━━━━━ Extracted material ━━━━━

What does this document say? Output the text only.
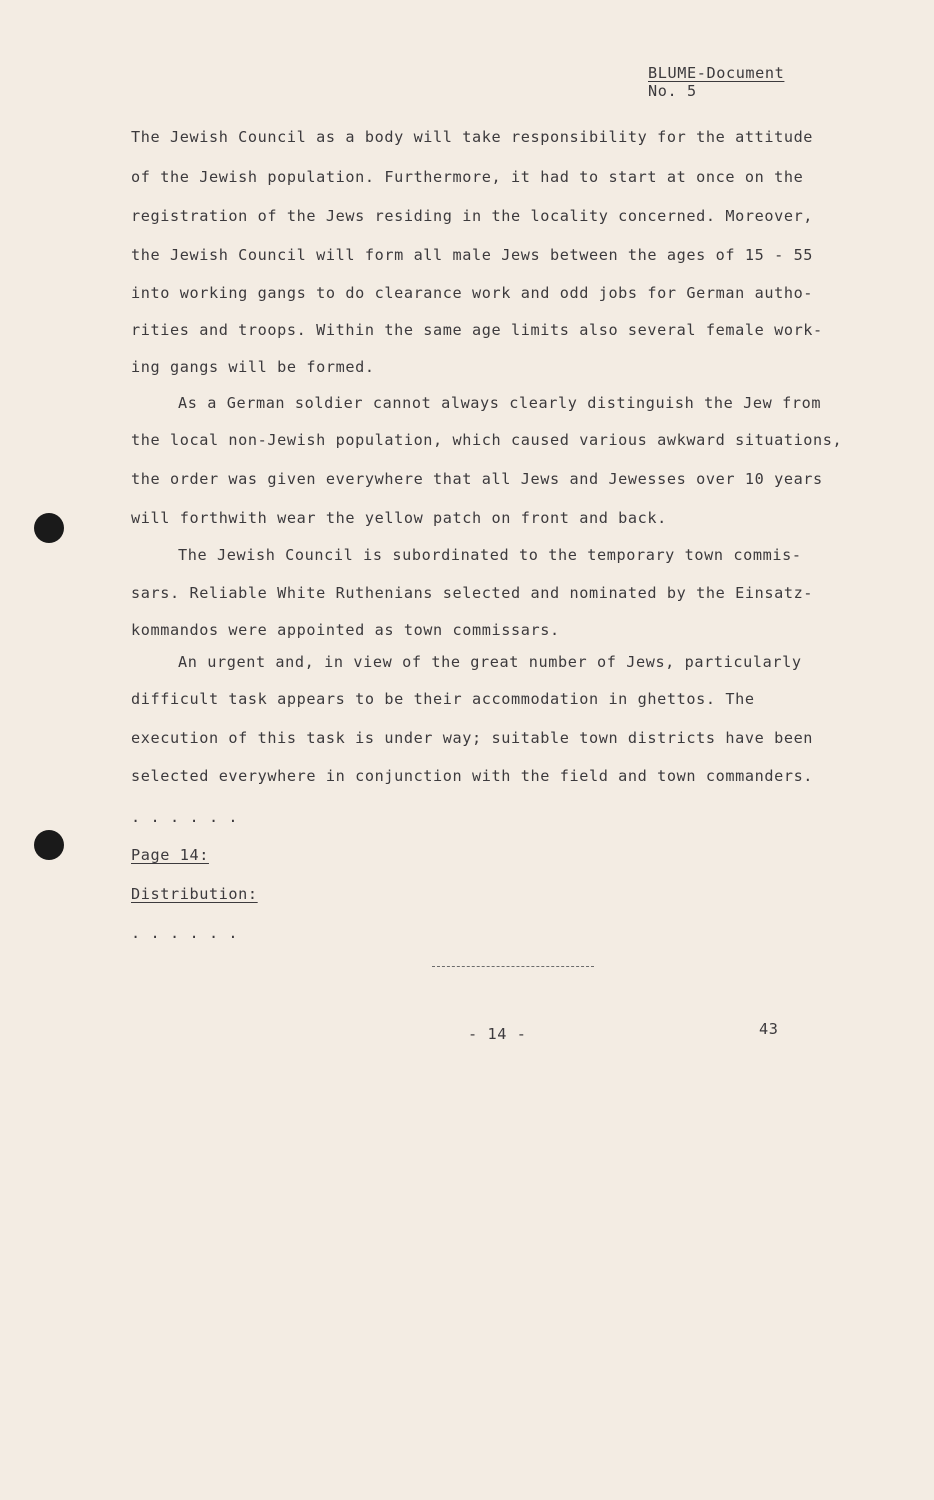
BLUME-Document
No. 5
The Jewish Council as a body will take responsibility for the attitude
of the Jewish population. Furthermore, it had to start at once on the
registration of the Jews residing in the locality concerned. Moreover,
the Jewish Council will form all male Jews between the ages of 15 - 55
into working gangs to do clearance work and odd jobs for German autho-
rities and troops. Within the same age limits also several female work-
ing gangs will be formed.
As a German soldier cannot always clearly distinguish the Jew from
the local non-Jewish population, which caused various awkward situations,
the order was given everywhere that all Jews and Jewesses over 10 years
will forthwith wear the yellow patch on front and back.
The Jewish Council is subordinated to the temporary town commis-
sars. Reliable White Ruthenians selected and nominated by the Einsatz-
kommandos were appointed as town commissars.
An urgent and, in view of the great number of Jews, particularly
difficult task appears to be their accommodation in ghettos. The
execution of this task is under way; suitable town districts have been
selected everywhere in conjunction with the field and town commanders.
. . . . . .
Page 14:
Distribution:
. . . . . .
- 14 -	43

━━━━━

### Directions for this task
The pictures in the entries should be left out; output everything else exactly.

### Completed exercise
What does this document say? Output the text only.
BLUME-Document
No. 5
The Jewish Council as a body will take responsibility for the attitude
of the Jewish population. Furthermore, it had to start at once on the
registration of the Jews residing in the locality concerned. Moreover,
the Jewish Council will form all male Jews between the ages of 15 - 55
into working gangs to do clearance work and odd jobs for German autho-
rities and troops. Within the same age limits also several female work-
ing gangs will be formed.
As a German soldier cannot always clearly distinguish the Jew from
the local non-Jewish population, which caused various awkward situations,
the order was given everywhere that all Jews and Jewesses over 10 years
will forthwith wear the yellow patch on front and back.
The Jewish Council is subordinated to the temporary town commis-
sars. Reliable White Ruthenians selected and nominated by the Einsatz-
kommandos were appointed as town commissars.
An urgent and, in view of the great number of Jews, particularly
difficult task appears to be their accommodation in ghettos. The
execution of this task is under way; suitable town districts have been
selected everywhere in conjunction with the field and town commanders.
. . . . . .
Page 14:
Distribution:
. . . . . .
- 14 -	43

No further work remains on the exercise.